[Set problem] Your task is to transcribe the records exactly, skipping every image.

[Some records]
[start]
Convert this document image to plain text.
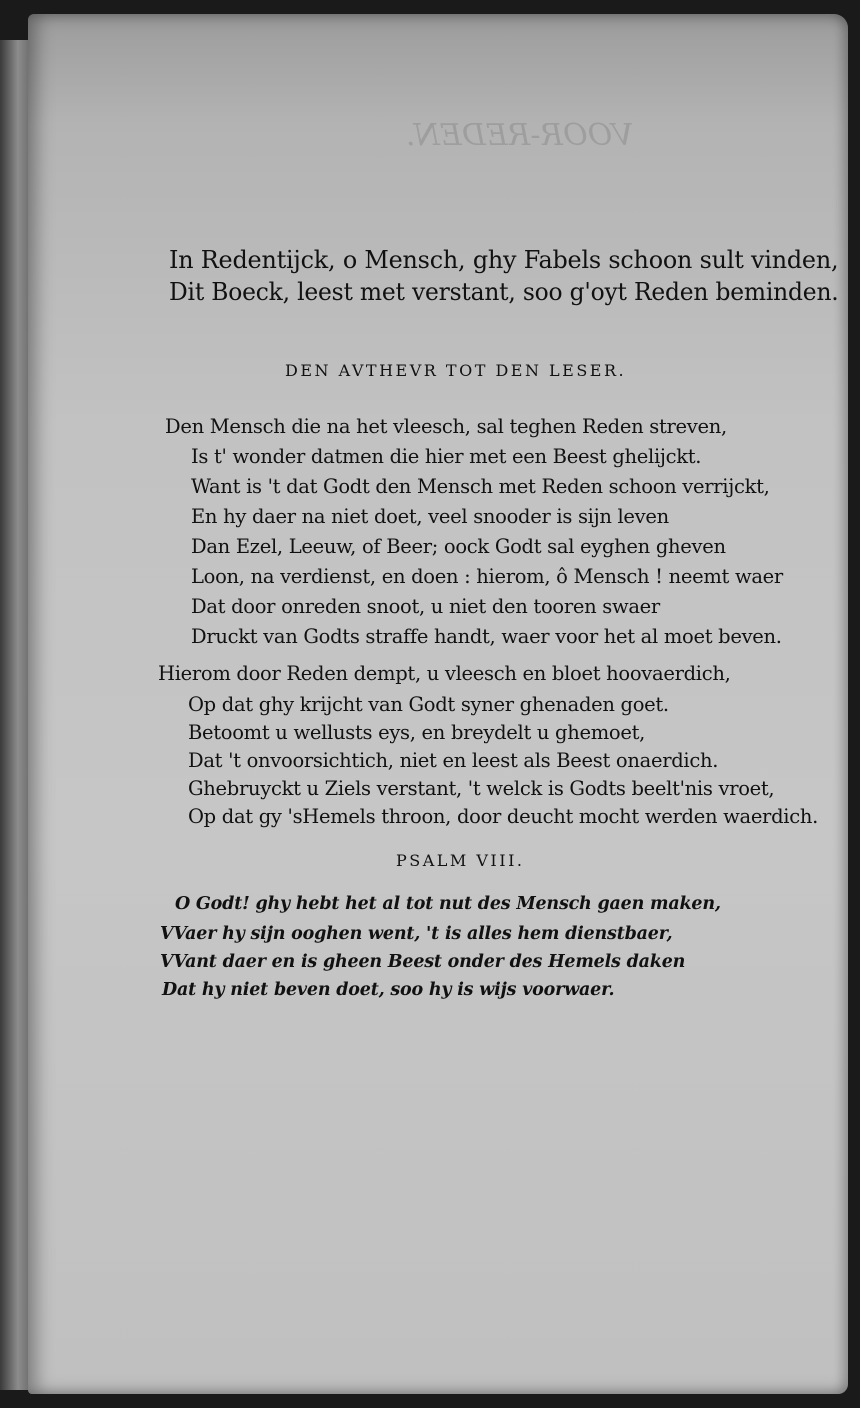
VOOR-REDEN.
In Redentijck, o Mensch, ghy Fabels schoon sult vinden,
Dit Boeck, leest met verstant, soo g'oyt Reden beminden.
DEN AVTHEVR TOT DEN LESER.
Den Mensch die na het vleesch, sal teghen Reden streven,
Is t' wonder datmen die hier met een Beest ghelijckt.
Want is 't dat Godt den Mensch met Reden schoon verrijckt,
En hy daer na niet doet, veel snooder is sijn leven
Dan Ezel, Leeuw, of Beer; oock Godt sal eyghen gheven
Loon, na verdienst, en doen : hierom, ô Mensch ! neemt waer
Dat door onreden snoot, u niet den tooren swaer
Druckt van Godts straffe handt, waer voor het al moet beven.
Hierom door Reden dempt, u vleesch en bloet hoovaerdich,
Op dat ghy krijcht van Godt syner ghenaden goet.
Betoomt u wellusts eys, en breydelt u ghemoet,
Dat 't onvoorsichtich, niet en leest als Beest onaerdich.
Ghebruyckt u Ziels verstant, 't welck is Godts beelt'nis vroet,
Op dat gy 'sHemels throon, door deucht mocht werden waerdich.
PSALM VIII.
O Godt! ghy hebt het al tot nut des Mensch gaen maken,
VVaer hy sijn ooghen went, 't is alles hem dienstbaer,
VVant daer en is gheen Beest onder des Hemels daken
Dat hy niet beven doet, soo hy is wijs voorwaer.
[end]
[Problem solution]
Convert this document image to plain text.
VOOR-REDEN.
In Redentijck, o Mensch, ghy Fabels schoon sult vinden,
Dit Boeck, leest met verstant, soo g'oyt Reden beminden.
DEN AVTHEVR TOT DEN LESER.
Den Mensch die na het vleesch, sal teghen Reden streven,
Is t' wonder datmen die hier met een Beest ghelijckt.
Want is 't dat Godt den Mensch met Reden schoon verrijckt,
En hy daer na niet doet, veel snooder is sijn leven
Dan Ezel, Leeuw, of Beer; oock Godt sal eyghen gheven
Loon, na verdienst, en doen : hierom, ô Mensch ! neemt waer
Dat door onreden snoot, u niet den tooren swaer
Druckt van Godts straffe handt, waer voor het al moet beven.
Hierom door Reden dempt, u vleesch en bloet hoovaerdich,
Op dat ghy krijcht van Godt syner ghenaden goet.
Betoomt u wellusts eys, en breydelt u ghemoet,
Dat 't onvoorsichtich, niet en leest als Beest onaerdich.
Ghebruyckt u Ziels verstant, 't welck is Godts beelt'nis vroet,
Op dat gy 'sHemels throon, door deucht mocht werden waerdich.
PSALM VIII.
O Godt! ghy hebt het al tot nut des Mensch gaen maken,
VVaer hy sijn ooghen went, 't is alles hem dienstbaer,
VVant daer en is gheen Beest onder des Hemels daken
Dat hy niet beven doet, soo hy is wijs voorwaer.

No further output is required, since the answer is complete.